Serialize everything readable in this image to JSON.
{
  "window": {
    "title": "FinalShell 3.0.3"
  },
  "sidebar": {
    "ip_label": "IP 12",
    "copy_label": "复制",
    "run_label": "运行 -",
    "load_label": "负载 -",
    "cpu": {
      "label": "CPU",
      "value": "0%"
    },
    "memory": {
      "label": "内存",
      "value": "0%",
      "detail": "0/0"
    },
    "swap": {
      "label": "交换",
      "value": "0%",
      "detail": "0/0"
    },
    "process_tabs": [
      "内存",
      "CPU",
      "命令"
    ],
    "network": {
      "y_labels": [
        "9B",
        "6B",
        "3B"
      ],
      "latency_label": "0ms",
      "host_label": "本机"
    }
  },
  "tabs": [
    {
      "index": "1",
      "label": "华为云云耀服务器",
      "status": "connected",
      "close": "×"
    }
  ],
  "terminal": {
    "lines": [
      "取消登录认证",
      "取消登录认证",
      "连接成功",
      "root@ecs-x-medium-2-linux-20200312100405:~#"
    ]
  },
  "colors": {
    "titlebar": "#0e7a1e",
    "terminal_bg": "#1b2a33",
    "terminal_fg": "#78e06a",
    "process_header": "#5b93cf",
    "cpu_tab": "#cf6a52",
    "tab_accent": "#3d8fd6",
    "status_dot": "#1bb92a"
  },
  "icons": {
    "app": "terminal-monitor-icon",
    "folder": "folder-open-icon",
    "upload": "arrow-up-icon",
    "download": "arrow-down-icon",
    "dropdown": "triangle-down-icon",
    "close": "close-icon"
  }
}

+ + + + +

EXERCISE DESCRIPTION :: Repeat the material above in full, quoting it exactly.

CORRECT RESPONSE ::
Serialize everything readable in this image to JSON.
{
  "window": {
    "title": "FinalShell 3.0.3"
  },
  "sidebar": {
    "ip_label": "IP 12",
    "copy_label": "复制",
    "run_label": "运行 -",
    "load_label": "负载 -",
    "cpu": {
      "label": "CPU",
      "value": "0%"
    },
    "memory": {
      "label": "内存",
      "value": "0%",
      "detail": "0/0"
    },
    "swap": {
      "label": "交换",
      "value": "0%",
      "detail": "0/0"
    },
    "process_tabs": [
      "内存",
      "CPU",
      "命令"
    ],
    "network": {
      "y_labels": [
        "9B",
        "6B",
        "3B"
      ],
      "latency_label": "0ms",
      "host_label": "本机"
    }
  },
  "tabs": [
    {
      "index": "1",
      "label": "华为云云耀服务器",
      "status": "connected",
      "close": "×"
    }
  ],
  "terminal": {
    "lines": [
      "取消登录认证",
      "取消登录认证",
      "连接成功",
      "root@ecs-x-medium-2-linux-20200312100405:~#"
    ]
  },
  "colors": {
    "titlebar": "#0e7a1e",
    "terminal_bg": "#1b2a33",
    "terminal_fg": "#78e06a",
    "process_header": "#5b93cf",
    "cpu_tab": "#cf6a52",
    "tab_accent": "#3d8fd6",
    "status_dot": "#1bb92a"
  },
  "icons": {
    "app": "terminal-monitor-icon",
    "folder": "folder-open-icon",
    "upload": "arrow-up-icon",
    "download": "arrow-down-icon",
    "dropdown": "triangle-down-icon",
    "close": "close-icon"
  }
}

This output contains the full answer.